» **Required task**
Produce an exact copy of all the data below, dropping every image.

» **Data section**

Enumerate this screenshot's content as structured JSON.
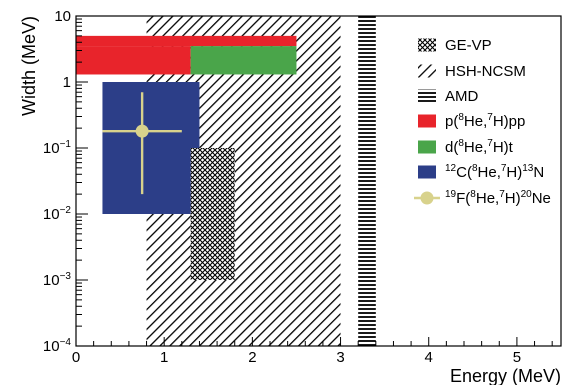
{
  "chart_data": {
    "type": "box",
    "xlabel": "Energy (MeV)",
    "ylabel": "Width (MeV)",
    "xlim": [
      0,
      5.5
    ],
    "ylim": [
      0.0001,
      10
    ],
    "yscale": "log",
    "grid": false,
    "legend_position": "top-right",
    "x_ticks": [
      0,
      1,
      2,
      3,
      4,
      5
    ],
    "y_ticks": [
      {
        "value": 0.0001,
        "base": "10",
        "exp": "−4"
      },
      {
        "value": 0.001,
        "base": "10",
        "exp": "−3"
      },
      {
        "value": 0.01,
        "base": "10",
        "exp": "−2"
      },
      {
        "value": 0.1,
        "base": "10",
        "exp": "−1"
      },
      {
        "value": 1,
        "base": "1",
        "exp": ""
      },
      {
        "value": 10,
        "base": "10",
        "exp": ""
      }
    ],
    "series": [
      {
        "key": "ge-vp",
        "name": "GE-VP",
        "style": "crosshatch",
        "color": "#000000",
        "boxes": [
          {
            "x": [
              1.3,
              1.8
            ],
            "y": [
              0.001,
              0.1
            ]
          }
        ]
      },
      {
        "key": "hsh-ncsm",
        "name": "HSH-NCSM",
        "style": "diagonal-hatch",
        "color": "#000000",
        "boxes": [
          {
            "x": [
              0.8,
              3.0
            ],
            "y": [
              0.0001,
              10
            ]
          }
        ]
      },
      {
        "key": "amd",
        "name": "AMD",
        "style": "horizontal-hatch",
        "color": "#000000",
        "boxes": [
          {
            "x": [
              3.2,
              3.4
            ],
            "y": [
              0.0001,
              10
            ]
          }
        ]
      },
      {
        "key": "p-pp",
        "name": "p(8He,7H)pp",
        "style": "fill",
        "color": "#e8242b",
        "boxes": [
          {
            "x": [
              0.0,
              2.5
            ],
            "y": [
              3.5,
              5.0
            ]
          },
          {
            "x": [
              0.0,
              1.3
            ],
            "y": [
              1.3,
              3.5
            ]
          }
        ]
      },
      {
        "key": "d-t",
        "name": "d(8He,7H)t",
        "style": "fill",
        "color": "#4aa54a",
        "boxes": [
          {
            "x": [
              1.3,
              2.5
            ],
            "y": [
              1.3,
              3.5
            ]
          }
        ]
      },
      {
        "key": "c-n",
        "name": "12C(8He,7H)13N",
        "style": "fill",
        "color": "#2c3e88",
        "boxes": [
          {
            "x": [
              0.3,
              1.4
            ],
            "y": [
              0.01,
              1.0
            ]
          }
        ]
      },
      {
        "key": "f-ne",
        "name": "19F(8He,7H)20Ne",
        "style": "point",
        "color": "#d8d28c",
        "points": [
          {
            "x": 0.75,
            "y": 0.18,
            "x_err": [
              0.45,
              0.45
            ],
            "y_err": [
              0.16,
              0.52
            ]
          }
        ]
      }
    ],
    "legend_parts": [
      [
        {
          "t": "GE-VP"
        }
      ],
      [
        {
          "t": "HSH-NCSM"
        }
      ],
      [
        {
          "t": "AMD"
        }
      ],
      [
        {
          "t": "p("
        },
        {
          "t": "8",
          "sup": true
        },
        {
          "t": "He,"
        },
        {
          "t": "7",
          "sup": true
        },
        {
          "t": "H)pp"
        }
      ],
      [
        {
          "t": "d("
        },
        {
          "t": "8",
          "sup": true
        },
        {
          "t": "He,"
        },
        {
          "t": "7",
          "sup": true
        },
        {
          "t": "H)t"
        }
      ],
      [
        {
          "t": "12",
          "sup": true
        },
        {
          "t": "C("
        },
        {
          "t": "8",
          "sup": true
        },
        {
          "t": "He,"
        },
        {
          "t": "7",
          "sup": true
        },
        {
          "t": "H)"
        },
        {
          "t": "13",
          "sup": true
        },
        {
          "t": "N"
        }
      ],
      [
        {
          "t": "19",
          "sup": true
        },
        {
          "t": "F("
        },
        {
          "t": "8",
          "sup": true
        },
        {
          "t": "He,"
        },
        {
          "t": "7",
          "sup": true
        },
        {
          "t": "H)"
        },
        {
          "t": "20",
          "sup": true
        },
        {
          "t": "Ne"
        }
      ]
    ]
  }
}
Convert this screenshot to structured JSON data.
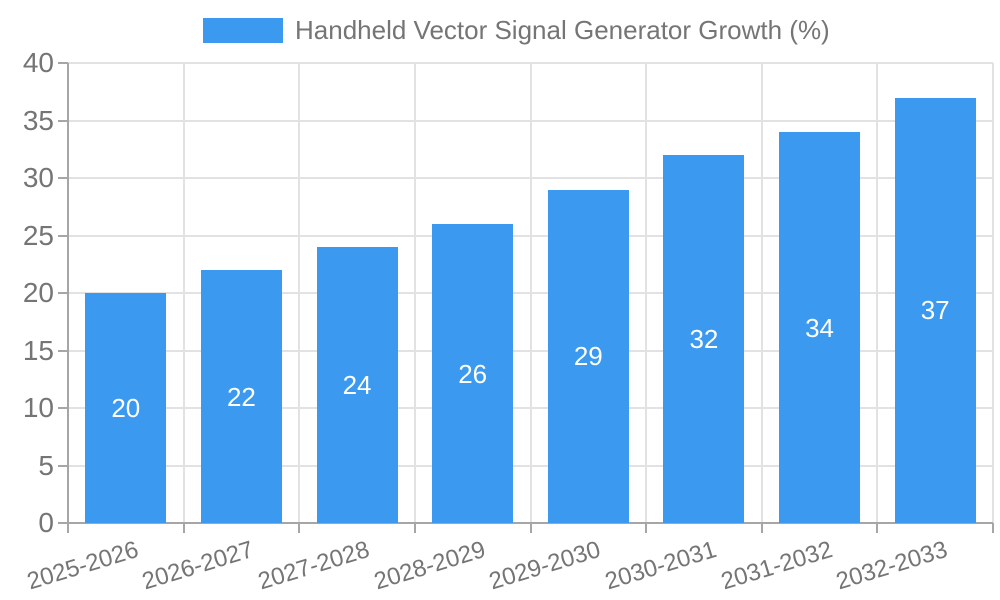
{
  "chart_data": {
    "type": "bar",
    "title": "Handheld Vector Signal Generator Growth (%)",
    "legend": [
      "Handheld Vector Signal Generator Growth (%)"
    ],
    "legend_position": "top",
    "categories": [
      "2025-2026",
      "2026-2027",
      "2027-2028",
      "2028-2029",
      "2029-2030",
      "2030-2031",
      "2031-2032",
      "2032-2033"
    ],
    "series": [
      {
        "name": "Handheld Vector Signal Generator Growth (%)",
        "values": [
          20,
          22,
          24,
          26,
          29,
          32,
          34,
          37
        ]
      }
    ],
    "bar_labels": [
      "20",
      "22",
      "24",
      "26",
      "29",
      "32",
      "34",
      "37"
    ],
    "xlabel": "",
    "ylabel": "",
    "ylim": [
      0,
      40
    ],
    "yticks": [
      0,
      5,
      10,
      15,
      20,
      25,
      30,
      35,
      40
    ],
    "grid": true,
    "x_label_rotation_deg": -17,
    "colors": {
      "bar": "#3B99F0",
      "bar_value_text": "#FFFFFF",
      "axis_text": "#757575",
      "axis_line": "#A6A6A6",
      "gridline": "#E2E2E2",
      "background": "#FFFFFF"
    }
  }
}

» **The solution**
Enumerate this screenshot's content as structured JSON.
{
  "chart_data": {
    "type": "box",
    "xlabel": "Energy (MeV)",
    "ylabel": "Width (MeV)",
    "xlim": [
      0,
      5.5
    ],
    "ylim": [
      0.0001,
      10
    ],
    "yscale": "log",
    "grid": false,
    "legend_position": "top-right",
    "x_ticks": [
      0,
      1,
      2,
      3,
      4,
      5
    ],
    "y_ticks": [
      {
        "value": 0.0001,
        "base": "10",
        "exp": "−4"
      },
      {
        "value": 0.001,
        "base": "10",
        "exp": "−3"
      },
      {
        "value": 0.01,
        "base": "10",
        "exp": "−2"
      },
      {
        "value": 0.1,
        "base": "10",
        "exp": "−1"
      },
      {
        "value": 1,
        "base": "1",
        "exp": ""
      },
      {
        "value": 10,
        "base": "10",
        "exp": ""
      }
    ],
    "series": [
      {
        "key": "ge-vp",
        "name": "GE-VP",
        "style": "crosshatch",
        "color": "#000000",
        "boxes": [
          {
            "x": [
              1.3,
              1.8
            ],
            "y": [
              0.001,
              0.1
            ]
          }
        ]
      },
      {
        "key": "hsh-ncsm",
        "name": "HSH-NCSM",
        "style": "diagonal-hatch",
        "color": "#000000",
        "boxes": [
          {
            "x": [
              0.8,
              3.0
            ],
            "y": [
              0.0001,
              10
            ]
          }
        ]
      },
      {
        "key": "amd",
        "name": "AMD",
        "style": "horizontal-hatch",
        "color": "#000000",
        "boxes": [
          {
            "x": [
              3.2,
              3.4
            ],
            "y": [
              0.0001,
              10
            ]
          }
        ]
      },
      {
        "key": "p-pp",
        "name": "p(8He,7H)pp",
        "style": "fill",
        "color": "#e8242b",
        "boxes": [
          {
            "x": [
              0.0,
              2.5
            ],
            "y": [
              3.5,
              5.0
            ]
          },
          {
            "x": [
              0.0,
              1.3
            ],
            "y": [
              1.3,
              3.5
            ]
          }
        ]
      },
      {
        "key": "d-t",
        "name": "d(8He,7H)t",
        "style": "fill",
        "color": "#4aa54a",
        "boxes": [
          {
            "x": [
              1.3,
              2.5
            ],
            "y": [
              1.3,
              3.5
            ]
          }
        ]
      },
      {
        "key": "c-n",
        "name": "12C(8He,7H)13N",
        "style": "fill",
        "color": "#2c3e88",
        "boxes": [
          {
            "x": [
              0.3,
              1.4
            ],
            "y": [
              0.01,
              1.0
            ]
          }
        ]
      },
      {
        "key": "f-ne",
        "name": "19F(8He,7H)20Ne",
        "style": "point",
        "color": "#d8d28c",
        "points": [
          {
            "x": 0.75,
            "y": 0.18,
            "x_err": [
              0.45,
              0.45
            ],
            "y_err": [
              0.16,
              0.52
            ]
          }
        ]
      }
    ],
    "legend_parts": [
      [
        {
          "t": "GE-VP"
        }
      ],
      [
        {
          "t": "HSH-NCSM"
        }
      ],
      [
        {
          "t": "AMD"
        }
      ],
      [
        {
          "t": "p("
        },
        {
          "t": "8",
          "sup": true
        },
        {
          "t": "He,"
        },
        {
          "t": "7",
          "sup": true
        },
        {
          "t": "H)pp"
        }
      ],
      [
        {
          "t": "d("
        },
        {
          "t": "8",
          "sup": true
        },
        {
          "t": "He,"
        },
        {
          "t": "7",
          "sup": true
        },
        {
          "t": "H)t"
        }
      ],
      [
        {
          "t": "12",
          "sup": true
        },
        {
          "t": "C("
        },
        {
          "t": "8",
          "sup": true
        },
        {
          "t": "He,"
        },
        {
          "t": "7",
          "sup": true
        },
        {
          "t": "H)"
        },
        {
          "t": "13",
          "sup": true
        },
        {
          "t": "N"
        }
      ],
      [
        {
          "t": "19",
          "sup": true
        },
        {
          "t": "F("
        },
        {
          "t": "8",
          "sup": true
        },
        {
          "t": "He,"
        },
        {
          "t": "7",
          "sup": true
        },
        {
          "t": "H)"
        },
        {
          "t": "20",
          "sup": true
        },
        {
          "t": "Ne"
        }
      ]
    ]
  }
}
Convert this screenshot to structured JSON data.
{
  "chart_data": {
    "type": "bar",
    "title": "Handheld Vector Signal Generator Growth (%)",
    "legend": [
      "Handheld Vector Signal Generator Growth (%)"
    ],
    "legend_position": "top",
    "categories": [
      "2025-2026",
      "2026-2027",
      "2027-2028",
      "2028-2029",
      "2029-2030",
      "2030-2031",
      "2031-2032",
      "2032-2033"
    ],
    "series": [
      {
        "name": "Handheld Vector Signal Generator Growth (%)",
        "values": [
          20,
          22,
          24,
          26,
          29,
          32,
          34,
          37
        ]
      }
    ],
    "bar_labels": [
      "20",
      "22",
      "24",
      "26",
      "29",
      "32",
      "34",
      "37"
    ],
    "xlabel": "",
    "ylabel": "",
    "ylim": [
      0,
      40
    ],
    "yticks": [
      0,
      5,
      10,
      15,
      20,
      25,
      30,
      35,
      40
    ],
    "grid": true,
    "x_label_rotation_deg": -17,
    "colors": {
      "bar": "#3B99F0",
      "bar_value_text": "#FFFFFF",
      "axis_text": "#757575",
      "axis_line": "#A6A6A6",
      "gridline": "#E2E2E2",
      "background": "#FFFFFF"
    }
  }
}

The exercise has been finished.